───── Supplied material ─────

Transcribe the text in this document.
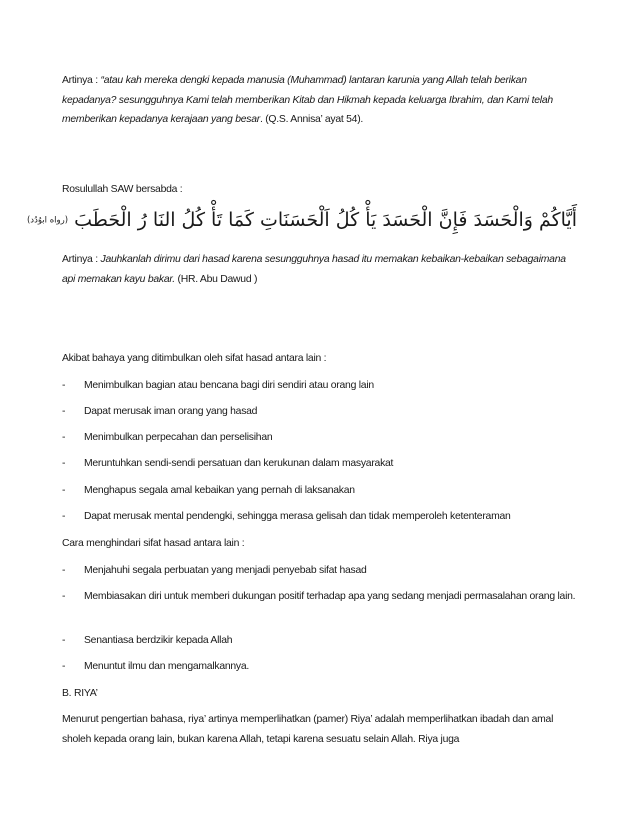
Artinya : “atau kah mereka dengki kepada manusia (Muhammad) lantaran karunia yang Allah telah berikan kepadanya? sesungguhnya Kami telah memberikan Kitab dan Hikmah kepada keluarga Ibrahim, dan Kami telah memberikan kepadanya kerajaan yang besar. (Q.S. Annisa’ ayat 54).

Rosulullah SAW bersabda :

أَيَّاكُمْ وَالْحَسَدَ فَإِنَّ الْحَسَدَ يَأْ كُلُ اَلْحَسَنَاتِ كَمَا تَأْ كُلُ النَا رُ الْحَطَبَ (رواه ابوُدُد)

Artinya : Jauhkanlah dirimu dari hasad karena sesungguhnya hasad itu memakan kebaikan-kebaikan sebagaimana api memakan kayu bakar. (HR. Abu Dawud )

Akibat bahaya yang ditimbulkan oleh sifat hasad antara lain :

- Menimbulkan bagian atau bencana bagi diri sendiri atau orang lain

- Dapat merusak iman orang yang hasad

- Menimbulkan perpecahan dan perselisihan

- Meruntuhkan sendi-sendi persatuan dan kerukunan dalam masyarakat

- Menghapus segala amal kebaikan yang pernah di laksanakan

- Dapat merusak mental pendengki, sehingga merasa gelisah dan tidak memperoleh ketenteraman

Cara menghindari sifat hasad antara lain :

- Menjahuhi segala perbuatan yang menjadi penyebab sifat hasad

- Membiasakan diri untuk memberi dukungan positif terhadap apa yang sedang menjadi permasalahan orang lain.

- Senantiasa berdzikir kepada Allah

- Menuntut ilmu dan mengamalkannya.

B. RIYA’

Menurut pengertian bahasa, riya’ artinya memperlihatkan (pamer) Riya’ adalah memperlihatkan ibadah dan amal sholeh kepada orang lain, bukan karena Allah, tetapi karena sesuatu selain Allah. Riya juga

─────

:: What you need to do ::
Your task is to set down the records shown above exactly, minus any pictures.

:: Expected answer ::
Transcribe the text in this document.
Artinya : “atau kah mereka dengki kepada manusia (Muhammad) lantaran karunia yang Allah telah berikan kepadanya? sesungguhnya Kami telah memberikan Kitab dan Hikmah kepada keluarga Ibrahim, dan Kami telah memberikan kepadanya kerajaan yang besar. (Q.S. Annisa’ ayat 54).

Rosulullah SAW bersabda :

أَيَّاكُمْ وَالْحَسَدَ فَإِنَّ الْحَسَدَ يَأْ كُلُ اَلْحَسَنَاتِ كَمَا تَأْ كُلُ النَا رُ الْحَطَبَ (رواه ابوُدُد)

Artinya : Jauhkanlah dirimu dari hasad karena sesungguhnya hasad itu memakan kebaikan-kebaikan sebagaimana api memakan kayu bakar. (HR. Abu Dawud )

Akibat bahaya yang ditimbulkan oleh sifat hasad antara lain :

- Menimbulkan bagian atau bencana bagi diri sendiri atau orang lain

- Dapat merusak iman orang yang hasad

- Menimbulkan perpecahan dan perselisihan

- Meruntuhkan sendi-sendi persatuan dan kerukunan dalam masyarakat

- Menghapus segala amal kebaikan yang pernah di laksanakan

- Dapat merusak mental pendengki, sehingga merasa gelisah dan tidak memperoleh ketenteraman

Cara menghindari sifat hasad antara lain :

- Menjahuhi segala perbuatan yang menjadi penyebab sifat hasad

- Membiasakan diri untuk memberi dukungan positif terhadap apa yang sedang menjadi permasalahan orang lain.

- Senantiasa berdzikir kepada Allah

- Menuntut ilmu dan mengamalkannya.

B. RIYA’

Menurut pengertian bahasa, riya’ artinya memperlihatkan (pamer) Riya’ adalah memperlihatkan ibadah dan amal sholeh kepada orang lain, bukan karena Allah, tetapi karena sesuatu selain Allah. Riya juga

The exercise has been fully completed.